(TASK REQUIREMENTS)
Write out the data below in full. Keep it exact.

(LISTED ENTRIES)
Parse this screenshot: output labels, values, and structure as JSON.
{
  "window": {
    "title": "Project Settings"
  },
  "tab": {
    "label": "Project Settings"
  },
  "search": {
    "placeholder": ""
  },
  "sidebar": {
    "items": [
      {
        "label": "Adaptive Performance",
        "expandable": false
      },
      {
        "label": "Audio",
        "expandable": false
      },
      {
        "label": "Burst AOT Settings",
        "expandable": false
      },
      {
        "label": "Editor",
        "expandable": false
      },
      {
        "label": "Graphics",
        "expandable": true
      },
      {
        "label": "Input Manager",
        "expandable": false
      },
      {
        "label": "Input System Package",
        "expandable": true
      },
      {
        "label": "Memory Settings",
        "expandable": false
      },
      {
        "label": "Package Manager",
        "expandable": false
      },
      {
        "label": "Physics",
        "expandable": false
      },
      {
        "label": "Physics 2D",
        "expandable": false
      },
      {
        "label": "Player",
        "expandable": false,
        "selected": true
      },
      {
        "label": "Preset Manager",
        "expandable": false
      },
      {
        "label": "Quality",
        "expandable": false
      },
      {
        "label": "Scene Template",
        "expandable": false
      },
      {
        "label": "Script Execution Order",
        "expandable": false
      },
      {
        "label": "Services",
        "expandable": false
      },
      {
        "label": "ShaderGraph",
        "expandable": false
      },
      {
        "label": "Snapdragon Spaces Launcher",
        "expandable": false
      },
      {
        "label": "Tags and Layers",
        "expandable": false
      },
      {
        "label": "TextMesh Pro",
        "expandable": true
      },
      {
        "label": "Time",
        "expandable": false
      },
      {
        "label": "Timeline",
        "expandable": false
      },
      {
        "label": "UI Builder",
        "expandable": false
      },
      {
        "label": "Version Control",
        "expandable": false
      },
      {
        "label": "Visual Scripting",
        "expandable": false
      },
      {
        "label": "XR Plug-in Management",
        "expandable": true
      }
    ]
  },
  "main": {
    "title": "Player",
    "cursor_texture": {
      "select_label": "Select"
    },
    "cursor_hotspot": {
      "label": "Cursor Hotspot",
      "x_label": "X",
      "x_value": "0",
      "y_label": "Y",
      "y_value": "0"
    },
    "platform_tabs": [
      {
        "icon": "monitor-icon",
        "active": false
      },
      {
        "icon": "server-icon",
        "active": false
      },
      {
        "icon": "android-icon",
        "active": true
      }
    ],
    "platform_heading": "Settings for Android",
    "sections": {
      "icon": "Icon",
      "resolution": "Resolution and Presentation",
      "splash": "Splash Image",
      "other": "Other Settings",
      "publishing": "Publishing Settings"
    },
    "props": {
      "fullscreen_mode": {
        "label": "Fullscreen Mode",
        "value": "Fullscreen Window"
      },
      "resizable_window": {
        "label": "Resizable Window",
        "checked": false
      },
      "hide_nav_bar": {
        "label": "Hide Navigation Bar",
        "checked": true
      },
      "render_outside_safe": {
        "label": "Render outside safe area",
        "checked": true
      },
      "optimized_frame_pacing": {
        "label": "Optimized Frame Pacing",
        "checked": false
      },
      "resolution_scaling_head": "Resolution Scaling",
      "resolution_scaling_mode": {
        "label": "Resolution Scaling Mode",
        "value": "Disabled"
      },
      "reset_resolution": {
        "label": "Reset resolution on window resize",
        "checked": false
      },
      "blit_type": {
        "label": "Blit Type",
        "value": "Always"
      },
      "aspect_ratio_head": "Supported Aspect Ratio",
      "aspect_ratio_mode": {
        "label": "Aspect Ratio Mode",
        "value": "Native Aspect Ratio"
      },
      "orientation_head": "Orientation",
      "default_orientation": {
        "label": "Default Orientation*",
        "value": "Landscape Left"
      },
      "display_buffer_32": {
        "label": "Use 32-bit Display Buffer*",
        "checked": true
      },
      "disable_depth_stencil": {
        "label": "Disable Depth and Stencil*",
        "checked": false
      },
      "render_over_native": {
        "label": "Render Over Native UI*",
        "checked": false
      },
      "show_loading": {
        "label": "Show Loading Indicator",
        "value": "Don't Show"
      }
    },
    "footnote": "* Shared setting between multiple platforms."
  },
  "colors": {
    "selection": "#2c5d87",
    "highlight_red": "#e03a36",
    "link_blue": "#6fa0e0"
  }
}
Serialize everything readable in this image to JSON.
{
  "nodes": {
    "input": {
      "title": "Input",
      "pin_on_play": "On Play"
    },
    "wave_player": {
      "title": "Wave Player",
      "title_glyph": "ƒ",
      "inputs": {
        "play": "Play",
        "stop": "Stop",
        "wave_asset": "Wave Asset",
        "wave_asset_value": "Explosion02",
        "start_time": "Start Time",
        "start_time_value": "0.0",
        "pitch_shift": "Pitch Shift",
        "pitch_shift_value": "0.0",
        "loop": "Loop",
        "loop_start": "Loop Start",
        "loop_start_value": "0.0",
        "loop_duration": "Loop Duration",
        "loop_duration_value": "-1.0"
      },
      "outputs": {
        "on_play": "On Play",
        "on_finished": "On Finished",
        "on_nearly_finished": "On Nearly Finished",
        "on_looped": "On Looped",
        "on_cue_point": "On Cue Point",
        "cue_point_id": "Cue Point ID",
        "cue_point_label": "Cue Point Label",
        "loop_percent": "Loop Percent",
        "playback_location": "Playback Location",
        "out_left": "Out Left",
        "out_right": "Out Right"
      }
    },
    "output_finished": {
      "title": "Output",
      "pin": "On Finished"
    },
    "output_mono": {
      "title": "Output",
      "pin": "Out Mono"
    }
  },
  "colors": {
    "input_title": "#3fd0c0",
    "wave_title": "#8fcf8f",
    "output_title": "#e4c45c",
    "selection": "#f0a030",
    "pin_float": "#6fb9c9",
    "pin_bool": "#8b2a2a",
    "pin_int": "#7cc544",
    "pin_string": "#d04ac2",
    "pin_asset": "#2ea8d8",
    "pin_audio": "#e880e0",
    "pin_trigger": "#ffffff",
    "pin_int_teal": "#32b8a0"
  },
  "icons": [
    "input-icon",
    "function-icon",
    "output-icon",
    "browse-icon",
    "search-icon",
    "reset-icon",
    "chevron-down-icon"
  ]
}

(EXPECTED ANSWER)
Parse this screenshot: output labels, values, and structure as JSON.
{
  "window": {
    "title": "Project Settings"
  },
  "tab": {
    "label": "Project Settings"
  },
  "search": {
    "placeholder": ""
  },
  "sidebar": {
    "items": [
      {
        "label": "Adaptive Performance",
        "expandable": false
      },
      {
        "label": "Audio",
        "expandable": false
      },
      {
        "label": "Burst AOT Settings",
        "expandable": false
      },
      {
        "label": "Editor",
        "expandable": false
      },
      {
        "label": "Graphics",
        "expandable": true
      },
      {
        "label": "Input Manager",
        "expandable": false
      },
      {
        "label": "Input System Package",
        "expandable": true
      },
      {
        "label": "Memory Settings",
        "expandable": false
      },
      {
        "label": "Package Manager",
        "expandable": false
      },
      {
        "label": "Physics",
        "expandable": false
      },
      {
        "label": "Physics 2D",
        "expandable": false
      },
      {
        "label": "Player",
        "expandable": false,
        "selected": true
      },
      {
        "label": "Preset Manager",
        "expandable": false
      },
      {
        "label": "Quality",
        "expandable": false
      },
      {
        "label": "Scene Template",
        "expandable": false
      },
      {
        "label": "Script Execution Order",
        "expandable": false
      },
      {
        "label": "Services",
        "expandable": false
      },
      {
        "label": "ShaderGraph",
        "expandable": false
      },
      {
        "label": "Snapdragon Spaces Launcher",
        "expandable": false
      },
      {
        "label": "Tags and Layers",
        "expandable": false
      },
      {
        "label": "TextMesh Pro",
        "expandable": true
      },
      {
        "label": "Time",
        "expandable": false
      },
      {
        "label": "Timeline",
        "expandable": false
      },
      {
        "label": "UI Builder",
        "expandable": false
      },
      {
        "label": "Version Control",
        "expandable": false
      },
      {
        "label": "Visual Scripting",
        "expandable": false
      },
      {
        "label": "XR Plug-in Management",
        "expandable": true
      }
    ]
  },
  "main": {
    "title": "Player",
    "cursor_texture": {
      "select_label": "Select"
    },
    "cursor_hotspot": {
      "label": "Cursor Hotspot",
      "x_label": "X",
      "x_value": "0",
      "y_label": "Y",
      "y_value": "0"
    },
    "platform_tabs": [
      {
        "icon": "monitor-icon",
        "active": false
      },
      {
        "icon": "server-icon",
        "active": false
      },
      {
        "icon": "android-icon",
        "active": true
      }
    ],
    "platform_heading": "Settings for Android",
    "sections": {
      "icon": "Icon",
      "resolution": "Resolution and Presentation",
      "splash": "Splash Image",
      "other": "Other Settings",
      "publishing": "Publishing Settings"
    },
    "props": {
      "fullscreen_mode": {
        "label": "Fullscreen Mode",
        "value": "Fullscreen Window"
      },
      "resizable_window": {
        "label": "Resizable Window",
        "checked": false
      },
      "hide_nav_bar": {
        "label": "Hide Navigation Bar",
        "checked": true
      },
      "render_outside_safe": {
        "label": "Render outside safe area",
        "checked": true
      },
      "optimized_frame_pacing": {
        "label": "Optimized Frame Pacing",
        "checked": false
      },
      "resolution_scaling_head": "Resolution Scaling",
      "resolution_scaling_mode": {
        "label": "Resolution Scaling Mode",
        "value": "Disabled"
      },
      "reset_resolution": {
        "label": "Reset resolution on window resize",
        "checked": false
      },
      "blit_type": {
        "label": "Blit Type",
        "value": "Always"
      },
      "aspect_ratio_head": "Supported Aspect Ratio",
      "aspect_ratio_mode": {
        "label": "Aspect Ratio Mode",
        "value": "Native Aspect Ratio"
      },
      "orientation_head": "Orientation",
      "default_orientation": {
        "label": "Default Orientation*",
        "value": "Landscape Left"
      },
      "display_buffer_32": {
        "label": "Use 32-bit Display Buffer*",
        "checked": true
      },
      "disable_depth_stencil": {
        "label": "Disable Depth and Stencil*",
        "checked": false
      },
      "render_over_native": {
        "label": "Render Over Native UI*",
        "checked": false
      },
      "show_loading": {
        "label": "Show Loading Indicator",
        "value": "Don't Show"
      }
    },
    "footnote": "* Shared setting between multiple platforms."
  },
  "colors": {
    "selection": "#2c5d87",
    "highlight_red": "#e03a36",
    "link_blue": "#6fa0e0"
  }
}
Serialize everything readable in this image to JSON.
{
  "nodes": {
    "input": {
      "title": "Input",
      "pin_on_play": "On Play"
    },
    "wave_player": {
      "title": "Wave Player",
      "title_glyph": "ƒ",
      "inputs": {
        "play": "Play",
        "stop": "Stop",
        "wave_asset": "Wave Asset",
        "wave_asset_value": "Explosion02",
        "start_time": "Start Time",
        "start_time_value": "0.0",
        "pitch_shift": "Pitch Shift",
        "pitch_shift_value": "0.0",
        "loop": "Loop",
        "loop_start": "Loop Start",
        "loop_start_value": "0.0",
        "loop_duration": "Loop Duration",
        "loop_duration_value": "-1.0"
      },
      "outputs": {
        "on_play": "On Play",
        "on_finished": "On Finished",
        "on_nearly_finished": "On Nearly Finished",
        "on_looped": "On Looped",
        "on_cue_point": "On Cue Point",
        "cue_point_id": "Cue Point ID",
        "cue_point_label": "Cue Point Label",
        "loop_percent": "Loop Percent",
        "playback_location": "Playback Location",
        "out_left": "Out Left",
        "out_right": "Out Right"
      }
    },
    "output_finished": {
      "title": "Output",
      "pin": "On Finished"
    },
    "output_mono": {
      "title": "Output",
      "pin": "Out Mono"
    }
  },
  "colors": {
    "input_title": "#3fd0c0",
    "wave_title": "#8fcf8f",
    "output_title": "#e4c45c",
    "selection": "#f0a030",
    "pin_float": "#6fb9c9",
    "pin_bool": "#8b2a2a",
    "pin_int": "#7cc544",
    "pin_string": "#d04ac2",
    "pin_asset": "#2ea8d8",
    "pin_audio": "#e880e0",
    "pin_trigger": "#ffffff",
    "pin_int_teal": "#32b8a0"
  },
  "icons": [
    "input-icon",
    "function-icon",
    "output-icon",
    "browse-icon",
    "search-icon",
    "reset-icon",
    "chevron-down-icon"
  ]
}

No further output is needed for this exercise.